» **What to work on**:
The records that follow are to be repeated exactly, with the pictures removed.

Data extracted from a collection

※

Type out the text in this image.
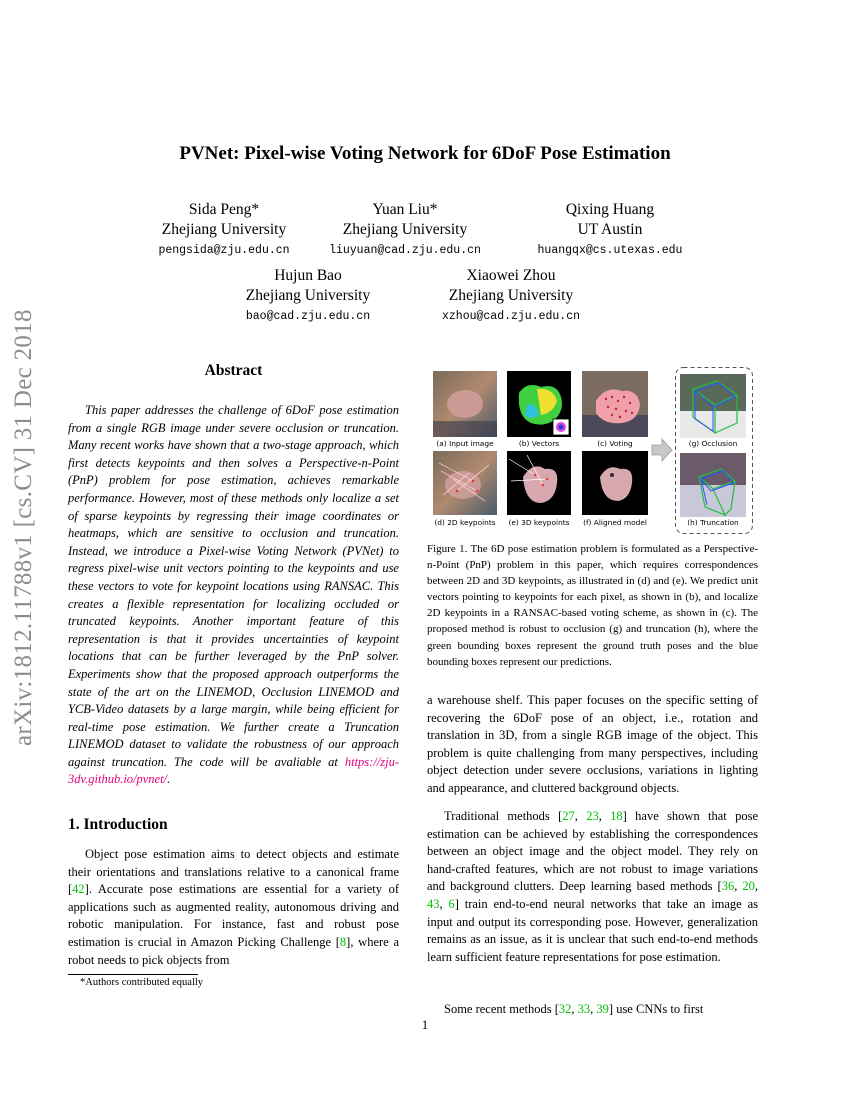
arXiv:1812.11788v1 [cs.CV] 31 Dec 2018
PVNet: Pixel-wise Voting Network for 6DoF Pose Estimation
Sida Peng*
Zhejiang University
pengsida@zju.edu.cn
Yuan Liu*
Zhejiang University
liuyuan@cad.zju.edu.cn
Qixing Huang
UT Austin
huangqx@cs.utexas.edu
Hujun Bao
Zhejiang University
bao@cad.zju.edu.cn
Xiaowei Zhou
Zhejiang University
xzhou@cad.zju.edu.cn
Abstract
This paper addresses the challenge of 6DoF pose estimation from a single RGB image under severe occlusion or truncation. Many recent works have shown that a two-stage approach, which first detects keypoints and then solves a Perspective-n-Point (PnP) problem for pose estimation, achieves remarkable performance. However, most of these methods only localize a set of sparse keypoints by regressing their image coordinates or heatmaps, which are sensitive to occlusion and truncation. Instead, we introduce a Pixel-wise Voting Network (PVNet) to regress pixel-wise unit vectors pointing to the keypoints and use these vectors to vote for keypoint locations using RANSAC. This creates a flexible representation for localizing occluded or truncated keypoints. Another important feature of this representation is that it provides uncertainties of keypoint locations that can be further leveraged by the PnP solver. Experiments show that the proposed approach outperforms the state of the art on the LINEMOD, Occlusion LINEMOD and YCB-Video datasets by a large margin, while being efficient for real-time pose estimation. We further create a Truncation LINEMOD dataset to validate the robustness of our approach against truncation. The code will be avaliable at https://zju-3dv.github.io/pvnet/.
1. Introduction
Object pose estimation aims to detect objects and estimate their orientations and translations relative to a canonical frame [42]. Accurate pose estimations are essential for a variety of applications such as augmented reality, autonomous driving and robotic manipulation. For instance, fast and robust pose estimation is crucial in Amazon Picking Challenge [8], where a robot needs to pick objects from
*Authors contributed equally
(a) Input image	(b) Vectors	(c) Voting
(d) 2D keypoints	(e) 3D keypoints	(f) Aligned model
(g) Occlusion
(h) Truncation
Figure 1. The 6D pose estimation problem is formulated as a Perspective-n-Point (PnP) problem in this paper, which requires correspondences between 2D and 3D keypoints, as illustrated in (d) and (e). We predict unit vectors pointing to keypoints for each pixel, as shown in (b), and localize 2D keypoints in a RANSAC-based voting scheme, as shown in (c). The proposed method is robust to occlusion (g) and truncation (h), where the green bounding boxes represent the ground truth poses and the blue bounding boxes represent our predictions.
a warehouse shelf. This paper focuses on the specific setting of recovering the 6DoF pose of an object, i.e., rotation and translation in 3D, from a single RGB image of the object. This problem is quite challenging from many perspectives, including object detection under severe occlusions, variations in lighting and appearance, and cluttered background objects.
Traditional methods [27, 23, 18] have shown that pose estimation can be achieved by establishing the correspondences between an object image and the object model. They rely on hand-crafted features, which are not robust to image variations and background clutters. Deep learning based methods [36, 20, 43, 6] train end-to-end neural networks that take an image as input and output its corresponding pose. However, generalization remains as an issue, as it is unclear that such end-to-end methods learn sufficient feature representations for pose estimation.
Some recent methods [32, 33, 39] use CNNs to first
1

※

» **In response**:
Type out the text in this image.
arXiv:1812.11788v1 [cs.CV] 31 Dec 2018
PVNet: Pixel-wise Voting Network for 6DoF Pose Estimation
Sida Peng*
Zhejiang University
pengsida@zju.edu.cn
Yuan Liu*
Zhejiang University
liuyuan@cad.zju.edu.cn
Qixing Huang
UT Austin
huangqx@cs.utexas.edu
Hujun Bao
Zhejiang University
bao@cad.zju.edu.cn
Xiaowei Zhou
Zhejiang University
xzhou@cad.zju.edu.cn
Abstract
This paper addresses the challenge of 6DoF pose estimation from a single RGB image under severe occlusion or truncation. Many recent works have shown that a two-stage approach, which first detects keypoints and then solves a Perspective-n-Point (PnP) problem for pose estimation, achieves remarkable performance. However, most of these methods only localize a set of sparse keypoints by regressing their image coordinates or heatmaps, which are sensitive to occlusion and truncation. Instead, we introduce a Pixel-wise Voting Network (PVNet) to regress pixel-wise unit vectors pointing to the keypoints and use these vectors to vote for keypoint locations using RANSAC. This creates a flexible representation for localizing occluded or truncated keypoints. Another important feature of this representation is that it provides uncertainties of keypoint locations that can be further leveraged by the PnP solver. Experiments show that the proposed approach outperforms the state of the art on the LINEMOD, Occlusion LINEMOD and YCB-Video datasets by a large margin, while being efficient for real-time pose estimation. We further create a Truncation LINEMOD dataset to validate the robustness of our approach against truncation. The code will be avaliable at https://zju-3dv.github.io/pvnet/.
1. Introduction
Object pose estimation aims to detect objects and estimate their orientations and translations relative to a canonical frame [42]. Accurate pose estimations are essential for a variety of applications such as augmented reality, autonomous driving and robotic manipulation. For instance, fast and robust pose estimation is crucial in Amazon Picking Challenge [8], where a robot needs to pick objects from
*Authors contributed equally
(a) Input image	(b) Vectors	(c) Voting
(d) 2D keypoints	(e) 3D keypoints	(f) Aligned model
(g) Occlusion
(h) Truncation
Figure 1. The 6D pose estimation problem is formulated as a Perspective-n-Point (PnP) problem in this paper, which requires correspondences between 2D and 3D keypoints, as illustrated in (d) and (e). We predict unit vectors pointing to keypoints for each pixel, as shown in (b), and localize 2D keypoints in a RANSAC-based voting scheme, as shown in (c). The proposed method is robust to occlusion (g) and truncation (h), where the green bounding boxes represent the ground truth poses and the blue bounding boxes represent our predictions.
a warehouse shelf. This paper focuses on the specific setting of recovering the 6DoF pose of an object, i.e., rotation and translation in 3D, from a single RGB image of the object. This problem is quite challenging from many perspectives, including object detection under severe occlusions, variations in lighting and appearance, and cluttered background objects.
Traditional methods [27, 23, 18] have shown that pose estimation can be achieved by establishing the correspondences between an object image and the object model. They rely on hand-crafted features, which are not robust to image variations and background clutters. Deep learning based methods [36, 20, 43, 6] train end-to-end neural networks that take an image as input and output its corresponding pose. However, generalization remains as an issue, as it is unclear that such end-to-end methods learn sufficient feature representations for pose estimation.
Some recent methods [32, 33, 39] use CNNs to first
1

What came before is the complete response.